* START EXERCISE INPUT *
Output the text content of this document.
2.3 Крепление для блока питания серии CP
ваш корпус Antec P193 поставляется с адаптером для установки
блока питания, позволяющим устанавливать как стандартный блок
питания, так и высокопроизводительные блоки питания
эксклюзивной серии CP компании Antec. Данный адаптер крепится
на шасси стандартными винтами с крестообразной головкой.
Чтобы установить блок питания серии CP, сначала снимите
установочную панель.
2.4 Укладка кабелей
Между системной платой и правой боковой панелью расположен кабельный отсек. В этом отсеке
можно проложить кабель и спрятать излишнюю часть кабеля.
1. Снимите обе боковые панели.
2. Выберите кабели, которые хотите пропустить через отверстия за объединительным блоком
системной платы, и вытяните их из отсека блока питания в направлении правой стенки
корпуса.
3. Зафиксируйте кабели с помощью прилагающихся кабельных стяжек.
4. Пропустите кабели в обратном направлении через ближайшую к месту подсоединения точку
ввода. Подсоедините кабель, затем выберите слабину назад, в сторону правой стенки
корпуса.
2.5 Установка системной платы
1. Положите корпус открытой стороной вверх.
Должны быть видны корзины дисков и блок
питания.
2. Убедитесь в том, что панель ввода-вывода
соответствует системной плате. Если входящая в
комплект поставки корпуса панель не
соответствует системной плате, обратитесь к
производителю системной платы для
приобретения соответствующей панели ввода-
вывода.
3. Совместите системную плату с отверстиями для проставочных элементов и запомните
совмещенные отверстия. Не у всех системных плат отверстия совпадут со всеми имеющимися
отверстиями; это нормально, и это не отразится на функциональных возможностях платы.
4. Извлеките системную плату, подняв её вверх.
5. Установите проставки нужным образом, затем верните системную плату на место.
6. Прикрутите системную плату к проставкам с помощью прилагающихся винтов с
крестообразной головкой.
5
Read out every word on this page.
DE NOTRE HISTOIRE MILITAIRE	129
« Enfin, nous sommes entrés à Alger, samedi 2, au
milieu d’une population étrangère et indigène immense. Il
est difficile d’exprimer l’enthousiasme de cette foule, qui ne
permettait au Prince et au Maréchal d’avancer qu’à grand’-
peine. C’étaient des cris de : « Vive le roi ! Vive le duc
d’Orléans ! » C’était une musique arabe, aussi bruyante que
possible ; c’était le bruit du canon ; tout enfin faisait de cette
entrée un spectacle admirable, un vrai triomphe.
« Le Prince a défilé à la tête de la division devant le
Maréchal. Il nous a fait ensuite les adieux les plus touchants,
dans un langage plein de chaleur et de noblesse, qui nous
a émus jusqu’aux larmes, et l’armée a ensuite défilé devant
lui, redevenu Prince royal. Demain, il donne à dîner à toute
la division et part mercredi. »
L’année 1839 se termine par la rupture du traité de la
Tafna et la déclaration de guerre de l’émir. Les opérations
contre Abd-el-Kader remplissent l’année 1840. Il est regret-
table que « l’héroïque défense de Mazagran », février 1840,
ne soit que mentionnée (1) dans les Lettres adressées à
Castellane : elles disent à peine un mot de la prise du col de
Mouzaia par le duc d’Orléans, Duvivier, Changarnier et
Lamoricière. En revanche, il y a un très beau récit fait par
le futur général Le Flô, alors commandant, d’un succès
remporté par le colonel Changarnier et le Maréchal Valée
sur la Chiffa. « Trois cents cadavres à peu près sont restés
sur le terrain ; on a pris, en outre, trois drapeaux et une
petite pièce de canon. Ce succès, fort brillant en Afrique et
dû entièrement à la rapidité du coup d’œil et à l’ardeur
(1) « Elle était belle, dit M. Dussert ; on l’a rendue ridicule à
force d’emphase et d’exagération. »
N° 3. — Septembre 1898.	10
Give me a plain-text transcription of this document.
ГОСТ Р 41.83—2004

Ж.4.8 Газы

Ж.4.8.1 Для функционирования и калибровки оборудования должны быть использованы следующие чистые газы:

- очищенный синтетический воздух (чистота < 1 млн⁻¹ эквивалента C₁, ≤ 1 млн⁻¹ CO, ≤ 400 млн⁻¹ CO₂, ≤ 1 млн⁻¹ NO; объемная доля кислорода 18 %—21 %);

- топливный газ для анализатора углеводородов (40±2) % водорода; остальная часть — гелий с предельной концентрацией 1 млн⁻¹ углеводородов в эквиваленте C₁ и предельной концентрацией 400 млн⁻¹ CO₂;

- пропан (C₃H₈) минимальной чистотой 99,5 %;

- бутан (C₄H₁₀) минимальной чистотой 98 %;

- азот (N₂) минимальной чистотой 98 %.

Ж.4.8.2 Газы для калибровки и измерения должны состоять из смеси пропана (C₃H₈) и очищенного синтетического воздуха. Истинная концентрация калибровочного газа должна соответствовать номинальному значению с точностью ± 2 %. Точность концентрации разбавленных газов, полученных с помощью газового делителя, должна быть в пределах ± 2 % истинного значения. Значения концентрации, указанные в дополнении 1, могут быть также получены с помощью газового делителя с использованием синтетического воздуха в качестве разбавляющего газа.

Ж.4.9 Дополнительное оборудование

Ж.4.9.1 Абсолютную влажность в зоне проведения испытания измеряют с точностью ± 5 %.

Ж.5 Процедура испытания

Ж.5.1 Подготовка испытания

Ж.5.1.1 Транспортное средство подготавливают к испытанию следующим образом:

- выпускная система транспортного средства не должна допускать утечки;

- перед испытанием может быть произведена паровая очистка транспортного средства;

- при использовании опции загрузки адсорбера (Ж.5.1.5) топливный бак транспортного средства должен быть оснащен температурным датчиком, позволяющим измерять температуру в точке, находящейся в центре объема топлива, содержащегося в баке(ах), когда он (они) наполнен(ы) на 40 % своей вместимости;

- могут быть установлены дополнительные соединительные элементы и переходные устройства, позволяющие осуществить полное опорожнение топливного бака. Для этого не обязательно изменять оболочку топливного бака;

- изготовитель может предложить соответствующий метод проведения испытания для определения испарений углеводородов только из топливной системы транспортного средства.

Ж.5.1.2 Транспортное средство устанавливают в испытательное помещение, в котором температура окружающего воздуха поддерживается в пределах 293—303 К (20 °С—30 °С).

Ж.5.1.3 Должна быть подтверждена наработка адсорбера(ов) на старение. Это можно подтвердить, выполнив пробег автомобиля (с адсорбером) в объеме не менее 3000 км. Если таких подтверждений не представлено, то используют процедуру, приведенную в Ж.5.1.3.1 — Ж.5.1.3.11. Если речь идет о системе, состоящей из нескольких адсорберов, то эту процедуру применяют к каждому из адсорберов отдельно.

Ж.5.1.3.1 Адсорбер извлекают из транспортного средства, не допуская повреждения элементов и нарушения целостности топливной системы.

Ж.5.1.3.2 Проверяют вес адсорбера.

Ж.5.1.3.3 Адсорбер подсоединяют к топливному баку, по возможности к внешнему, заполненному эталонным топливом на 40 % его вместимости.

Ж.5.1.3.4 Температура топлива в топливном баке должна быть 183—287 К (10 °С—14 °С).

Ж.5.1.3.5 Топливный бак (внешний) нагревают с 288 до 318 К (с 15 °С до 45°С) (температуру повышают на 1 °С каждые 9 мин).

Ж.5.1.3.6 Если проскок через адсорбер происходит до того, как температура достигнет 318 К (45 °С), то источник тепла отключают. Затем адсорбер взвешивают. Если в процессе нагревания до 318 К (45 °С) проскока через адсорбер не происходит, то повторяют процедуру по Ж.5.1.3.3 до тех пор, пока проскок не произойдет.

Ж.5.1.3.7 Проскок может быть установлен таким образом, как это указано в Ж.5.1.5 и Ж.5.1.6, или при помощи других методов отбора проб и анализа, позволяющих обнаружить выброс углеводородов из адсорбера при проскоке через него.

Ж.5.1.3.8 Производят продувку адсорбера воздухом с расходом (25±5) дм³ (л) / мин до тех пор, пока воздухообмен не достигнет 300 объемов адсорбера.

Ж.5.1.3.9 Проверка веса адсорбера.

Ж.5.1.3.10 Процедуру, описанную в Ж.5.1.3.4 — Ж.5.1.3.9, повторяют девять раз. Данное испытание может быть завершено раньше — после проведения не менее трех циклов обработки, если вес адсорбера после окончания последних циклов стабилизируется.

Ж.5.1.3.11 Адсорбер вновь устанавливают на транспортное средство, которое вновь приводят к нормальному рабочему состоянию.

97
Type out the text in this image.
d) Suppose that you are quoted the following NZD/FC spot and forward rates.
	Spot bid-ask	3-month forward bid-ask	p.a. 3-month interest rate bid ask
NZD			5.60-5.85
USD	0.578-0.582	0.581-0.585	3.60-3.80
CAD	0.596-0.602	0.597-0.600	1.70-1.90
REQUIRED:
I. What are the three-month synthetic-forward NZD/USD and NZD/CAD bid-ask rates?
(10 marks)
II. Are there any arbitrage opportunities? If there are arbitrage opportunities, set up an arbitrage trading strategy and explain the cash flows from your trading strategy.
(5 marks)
* END EXERCISE INPUT *
STATED PROBLEM →
Go through the records above and copy every line with the word "соответствует".

CORRECT OUTPUT →
соответствует системной плате. Если входящая в
соответствует системной плате, обратитесь к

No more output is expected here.